• **What to produce**:
Your task is to give the listing below back word for word, pictures excluded.

• **Dataset records**:
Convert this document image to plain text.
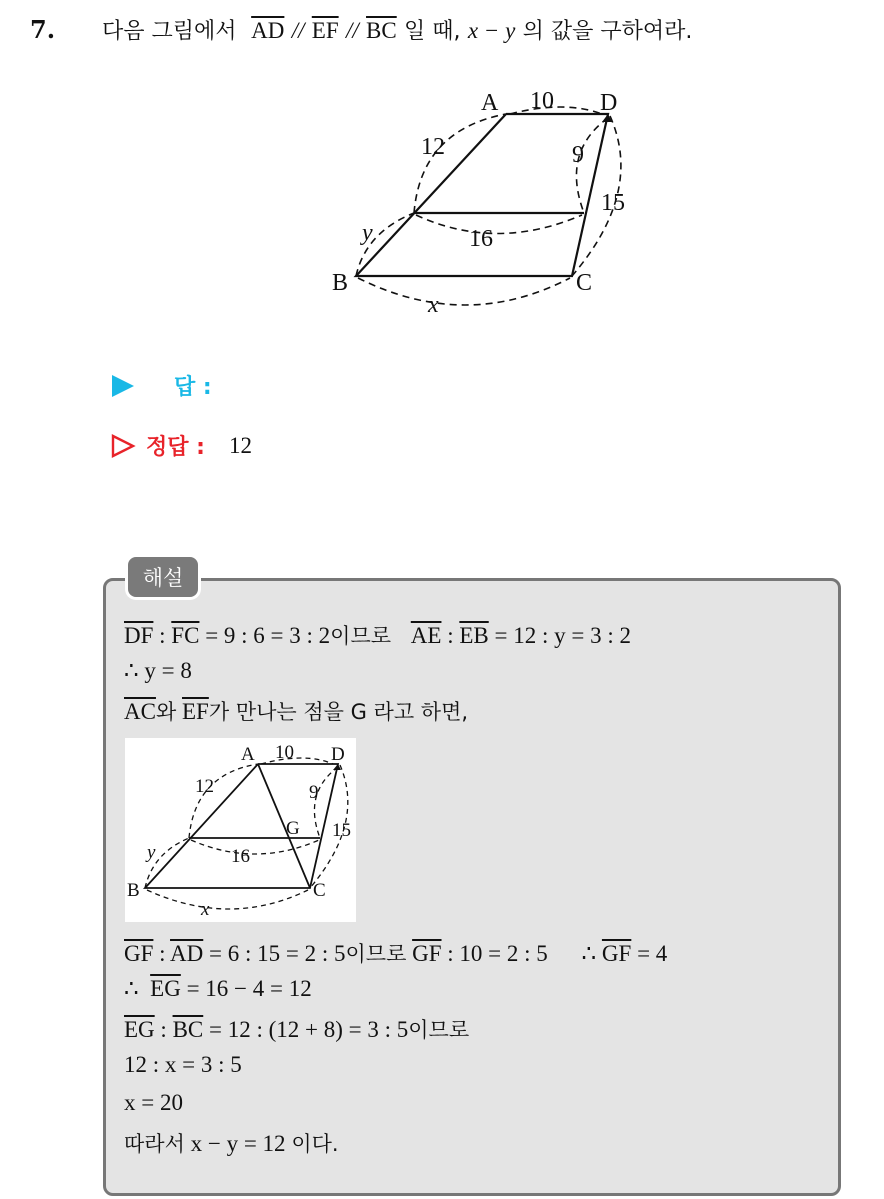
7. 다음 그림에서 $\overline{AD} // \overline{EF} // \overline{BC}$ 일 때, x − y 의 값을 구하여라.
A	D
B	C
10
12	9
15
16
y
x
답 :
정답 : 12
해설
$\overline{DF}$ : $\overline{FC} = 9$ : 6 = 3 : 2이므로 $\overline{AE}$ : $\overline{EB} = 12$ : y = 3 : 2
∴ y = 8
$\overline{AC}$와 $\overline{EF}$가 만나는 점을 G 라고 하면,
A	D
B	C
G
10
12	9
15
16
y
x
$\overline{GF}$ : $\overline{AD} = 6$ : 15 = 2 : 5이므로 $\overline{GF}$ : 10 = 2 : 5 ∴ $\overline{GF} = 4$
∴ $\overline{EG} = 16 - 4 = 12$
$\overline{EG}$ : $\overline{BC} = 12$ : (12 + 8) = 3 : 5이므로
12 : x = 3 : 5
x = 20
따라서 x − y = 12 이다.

• **Response**:
Convert this document image to plain text.
7. 다음 그림에서 $\overline{AD} // \overline{EF} // \overline{BC}$ 일 때, x − y 의 값을 구하여라.
A	D
B	C
10
12	9
15
16
y
x
답 :
정답 : 12
해설
$\overline{DF}$ : $\overline{FC} = 9$ : 6 = 3 : 2이므로 $\overline{AE}$ : $\overline{EB} = 12$ : y = 3 : 2
∴ y = 8
$\overline{AC}$와 $\overline{EF}$가 만나는 점을 G 라고 하면,
A	D
B	C
G
10
12	9
15
16
y
x
$\overline{GF}$ : $\overline{AD} = 6$ : 15 = 2 : 5이므로 $\overline{GF}$ : 10 = 2 : 5 ∴ $\overline{GF} = 4$
∴ $\overline{EG} = 16 - 4 = 12$
$\overline{EG}$ : $\overline{BC} = 12$ : (12 + 8) = 3 : 5이므로
12 : x = 3 : 5
x = 20
따라서 x − y = 12 이다.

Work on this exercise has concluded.